## [Selection]
- Conference: Ohio Valley Conference
- Record: 9–2 (5–2 OVC)
- Head coach: Frank Beamer (4th season);
- Defensive coordinator: Mike Mahoney (4th season)
- Home stadium: Roy Stewart Stadium

= 1984 Murray State Racers football team =

American college football season

The 1984 Murray State Racers football team represented Murray State University during the 1984 NCAA Division I-AA football season as a member of the Ohio Valley Conference (OVC). Led by fourth-year head coach Frank Beamer, the Racers compiled an overall record of 9–2 with a mark of 4–2 in conference play, and finished tied for second in the OVC.

## [Data lines]
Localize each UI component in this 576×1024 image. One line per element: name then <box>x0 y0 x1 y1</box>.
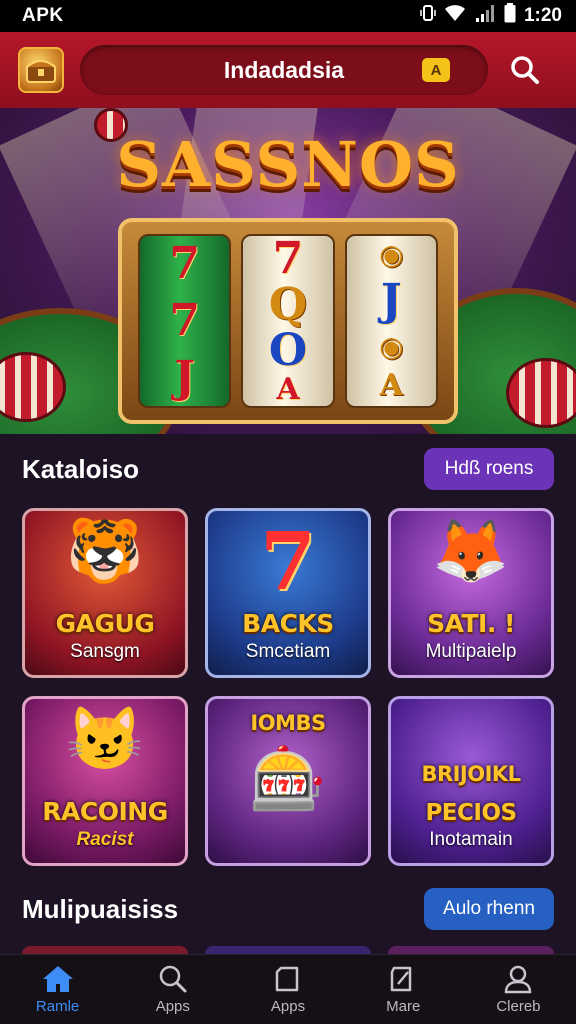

## [Exercise tasks]
A - Print the part of the 1984 Murray State football text starting at "- Home stadium: Roy" and ending at "in the OVC.".
B - Answer these questions from the 1984 Murray State football text.
(i) What was the team's home stadium?
(ii) Who was the defensive coordinator?
(iii) Where did the Racers finish in the OVC?
The listing after the 1984 Murray State football text is separate material.

## [Correct answers]
A -
- Home stadium: Roy Stewart Stadium

= 1984 Murray State Racers football team =

American college football season

The 1984 Murray State Racers football team represented Murray State University during the 1984 NCAA Division I-AA football season as a member of the Ohio Valley Conference (OVC). Led by fourth-year head coach Frank Beamer, the Racers compiled an overall record of 9–2 with a mark of 4–2 in conference play, and finished tied for second in the OVC.

B -
(i) Roy Stewart Stadium
(ii) Mike Mahoney
(iii) Tied for second